### [Request]
Filter the lines below, copying only those with the string "name".

* BEGIN Listing *

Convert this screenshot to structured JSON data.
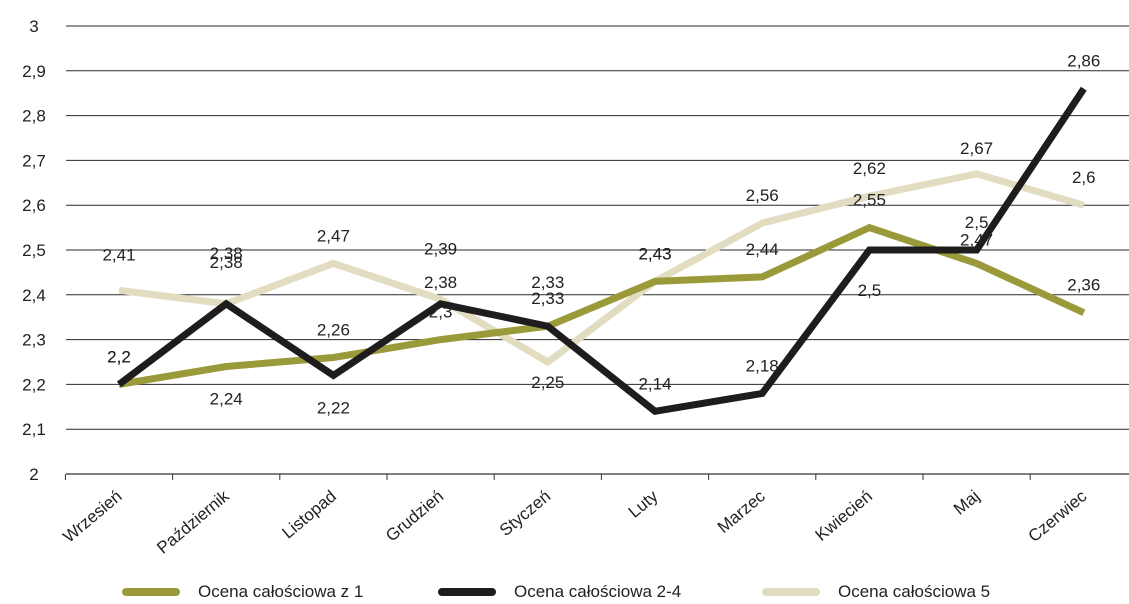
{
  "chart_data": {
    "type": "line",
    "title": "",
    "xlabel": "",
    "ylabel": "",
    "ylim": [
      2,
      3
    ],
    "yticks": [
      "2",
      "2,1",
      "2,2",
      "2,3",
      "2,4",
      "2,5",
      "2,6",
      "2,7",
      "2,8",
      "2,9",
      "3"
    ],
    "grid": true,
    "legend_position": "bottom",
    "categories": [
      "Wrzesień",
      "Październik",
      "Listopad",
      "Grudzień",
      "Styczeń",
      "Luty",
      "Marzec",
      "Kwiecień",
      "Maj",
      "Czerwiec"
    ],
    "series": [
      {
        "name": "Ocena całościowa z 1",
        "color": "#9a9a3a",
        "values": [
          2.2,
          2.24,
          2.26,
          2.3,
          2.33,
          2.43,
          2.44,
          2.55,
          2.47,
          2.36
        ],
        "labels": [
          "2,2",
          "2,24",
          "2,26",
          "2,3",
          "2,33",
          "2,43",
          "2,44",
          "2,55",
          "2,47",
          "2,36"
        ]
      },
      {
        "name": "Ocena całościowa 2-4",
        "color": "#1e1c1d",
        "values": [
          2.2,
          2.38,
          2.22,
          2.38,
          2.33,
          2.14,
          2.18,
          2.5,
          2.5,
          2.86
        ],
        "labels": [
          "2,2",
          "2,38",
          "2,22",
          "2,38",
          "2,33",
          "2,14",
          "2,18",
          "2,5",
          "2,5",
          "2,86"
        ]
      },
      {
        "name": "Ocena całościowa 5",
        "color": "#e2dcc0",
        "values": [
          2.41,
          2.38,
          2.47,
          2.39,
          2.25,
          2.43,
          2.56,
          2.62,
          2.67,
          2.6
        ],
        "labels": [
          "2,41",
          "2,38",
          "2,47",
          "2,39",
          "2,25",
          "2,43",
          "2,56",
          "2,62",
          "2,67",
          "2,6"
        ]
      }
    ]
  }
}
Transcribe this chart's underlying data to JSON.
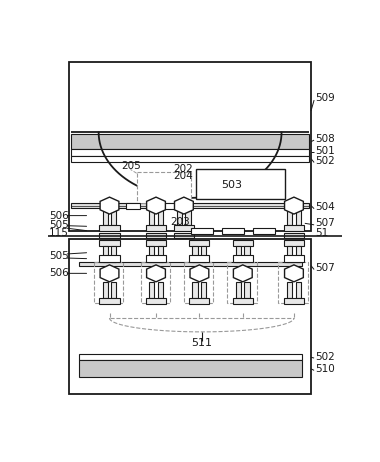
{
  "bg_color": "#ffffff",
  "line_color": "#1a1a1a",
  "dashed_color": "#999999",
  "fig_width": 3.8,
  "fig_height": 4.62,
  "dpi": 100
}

* END Listing *

### [The answer]
        "name": "Ocena całościowa z 1",
        "name": "Ocena całościowa 2-4",
        "name": "Ocena całościowa 5",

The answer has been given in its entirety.